### Instruction
Write the data out again, exactly as given.

### Data section

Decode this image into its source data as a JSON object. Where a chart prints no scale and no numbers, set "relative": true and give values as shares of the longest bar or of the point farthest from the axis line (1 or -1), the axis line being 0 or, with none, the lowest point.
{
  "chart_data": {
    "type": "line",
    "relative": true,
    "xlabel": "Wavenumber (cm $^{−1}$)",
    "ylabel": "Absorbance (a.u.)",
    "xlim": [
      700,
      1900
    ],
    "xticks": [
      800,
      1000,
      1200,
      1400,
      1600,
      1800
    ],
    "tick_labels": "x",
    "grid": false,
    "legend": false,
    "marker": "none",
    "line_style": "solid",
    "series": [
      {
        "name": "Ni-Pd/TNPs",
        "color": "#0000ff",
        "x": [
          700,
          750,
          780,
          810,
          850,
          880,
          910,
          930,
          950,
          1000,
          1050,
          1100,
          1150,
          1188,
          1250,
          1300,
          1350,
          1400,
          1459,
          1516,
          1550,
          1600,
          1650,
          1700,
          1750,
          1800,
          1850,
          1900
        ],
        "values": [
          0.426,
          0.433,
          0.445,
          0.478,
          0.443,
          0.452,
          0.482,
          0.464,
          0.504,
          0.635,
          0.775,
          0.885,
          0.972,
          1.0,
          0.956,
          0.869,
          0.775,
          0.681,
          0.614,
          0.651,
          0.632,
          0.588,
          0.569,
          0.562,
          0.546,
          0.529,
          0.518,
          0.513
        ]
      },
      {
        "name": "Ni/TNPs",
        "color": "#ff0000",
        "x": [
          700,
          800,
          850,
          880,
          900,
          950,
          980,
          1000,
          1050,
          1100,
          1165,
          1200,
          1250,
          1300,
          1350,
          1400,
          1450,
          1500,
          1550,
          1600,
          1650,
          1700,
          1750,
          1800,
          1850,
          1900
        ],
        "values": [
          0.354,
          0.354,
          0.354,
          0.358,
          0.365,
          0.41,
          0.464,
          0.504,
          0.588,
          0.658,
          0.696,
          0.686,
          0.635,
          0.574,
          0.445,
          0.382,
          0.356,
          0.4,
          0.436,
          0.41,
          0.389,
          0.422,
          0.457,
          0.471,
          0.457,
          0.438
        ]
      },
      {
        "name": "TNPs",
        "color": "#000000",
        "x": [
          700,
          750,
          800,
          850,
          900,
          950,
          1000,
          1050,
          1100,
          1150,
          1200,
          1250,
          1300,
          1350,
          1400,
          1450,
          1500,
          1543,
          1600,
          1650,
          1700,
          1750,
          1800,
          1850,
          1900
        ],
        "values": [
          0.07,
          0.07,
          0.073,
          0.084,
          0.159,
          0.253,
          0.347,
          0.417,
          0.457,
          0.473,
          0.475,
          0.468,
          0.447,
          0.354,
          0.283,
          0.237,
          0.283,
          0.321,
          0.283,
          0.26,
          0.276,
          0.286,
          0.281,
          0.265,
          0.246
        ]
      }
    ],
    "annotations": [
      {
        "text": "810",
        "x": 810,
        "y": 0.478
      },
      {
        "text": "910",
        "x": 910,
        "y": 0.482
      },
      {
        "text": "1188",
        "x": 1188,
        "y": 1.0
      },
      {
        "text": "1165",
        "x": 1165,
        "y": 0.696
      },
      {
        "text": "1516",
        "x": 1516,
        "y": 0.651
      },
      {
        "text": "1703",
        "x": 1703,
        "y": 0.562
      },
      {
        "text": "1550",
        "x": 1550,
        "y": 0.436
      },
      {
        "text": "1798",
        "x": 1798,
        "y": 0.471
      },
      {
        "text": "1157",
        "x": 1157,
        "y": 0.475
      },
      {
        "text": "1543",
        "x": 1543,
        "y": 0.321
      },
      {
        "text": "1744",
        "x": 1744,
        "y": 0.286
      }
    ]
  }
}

### Solution for this problem
Decode this image into its source data as a JSON object. Where a chart prints no scale and no numbers, set "relative": true and give values as shares of the longest bar or of the point farthest from the axis line (1 or -1), the axis line being 0 or, with none, the lowest point.
{
  "chart_data": {
    "type": "line",
    "relative": true,
    "xlabel": "Wavenumber (cm $^{−1}$)",
    "ylabel": "Absorbance (a.u.)",
    "xlim": [
      700,
      1900
    ],
    "xticks": [
      800,
      1000,
      1200,
      1400,
      1600,
      1800
    ],
    "tick_labels": "x",
    "grid": false,
    "legend": false,
    "marker": "none",
    "line_style": "solid",
    "series": [
      {
        "name": "Ni-Pd/TNPs",
        "color": "#0000ff",
        "x": [
          700,
          750,
          780,
          810,
          850,
          880,
          910,
          930,
          950,
          1000,
          1050,
          1100,
          1150,
          1188,
          1250,
          1300,
          1350,
          1400,
          1459,
          1516,
          1550,
          1600,
          1650,
          1700,
          1750,
          1800,
          1850,
          1900
        ],
        "values": [
          0.426,
          0.433,
          0.445,
          0.478,
          0.443,
          0.452,
          0.482,
          0.464,
          0.504,
          0.635,
          0.775,
          0.885,
          0.972,
          1.0,
          0.956,
          0.869,
          0.775,
          0.681,
          0.614,
          0.651,
          0.632,
          0.588,
          0.569,
          0.562,
          0.546,
          0.529,
          0.518,
          0.513
        ]
      },
      {
        "name": "Ni/TNPs",
        "color": "#ff0000",
        "x": [
          700,
          800,
          850,
          880,
          900,
          950,
          980,
          1000,
          1050,
          1100,
          1165,
          1200,
          1250,
          1300,
          1350,
          1400,
          1450,
          1500,
          1550,
          1600,
          1650,
          1700,
          1750,
          1800,
          1850,
          1900
        ],
        "values": [
          0.354,
          0.354,
          0.354,
          0.358,
          0.365,
          0.41,
          0.464,
          0.504,
          0.588,
          0.658,
          0.696,
          0.686,
          0.635,
          0.574,
          0.445,
          0.382,
          0.356,
          0.4,
          0.436,
          0.41,
          0.389,
          0.422,
          0.457,
          0.471,
          0.457,
          0.438
        ]
      },
      {
        "name": "TNPs",
        "color": "#000000",
        "x": [
          700,
          750,
          800,
          850,
          900,
          950,
          1000,
          1050,
          1100,
          1150,
          1200,
          1250,
          1300,
          1350,
          1400,
          1450,
          1500,
          1543,
          1600,
          1650,
          1700,
          1750,
          1800,
          1850,
          1900
        ],
        "values": [
          0.07,
          0.07,
          0.073,
          0.084,
          0.159,
          0.253,
          0.347,
          0.417,
          0.457,
          0.473,
          0.475,
          0.468,
          0.447,
          0.354,
          0.283,
          0.237,
          0.283,
          0.321,
          0.283,
          0.26,
          0.276,
          0.286,
          0.281,
          0.265,
          0.246
        ]
      }
    ],
    "annotations": [
      {
        "text": "810",
        "x": 810,
        "y": 0.478
      },
      {
        "text": "910",
        "x": 910,
        "y": 0.482
      },
      {
        "text": "1188",
        "x": 1188,
        "y": 1.0
      },
      {
        "text": "1165",
        "x": 1165,
        "y": 0.696
      },
      {
        "text": "1516",
        "x": 1516,
        "y": 0.651
      },
      {
        "text": "1703",
        "x": 1703,
        "y": 0.562
      },
      {
        "text": "1550",
        "x": 1550,
        "y": 0.436
      },
      {
        "text": "1798",
        "x": 1798,
        "y": 0.471
      },
      {
        "text": "1157",
        "x": 1157,
        "y": 0.475
      },
      {
        "text": "1543",
        "x": 1543,
        "y": 0.321
      },
      {
        "text": "1744",
        "x": 1744,
        "y": 0.286
      }
    ]
  }
}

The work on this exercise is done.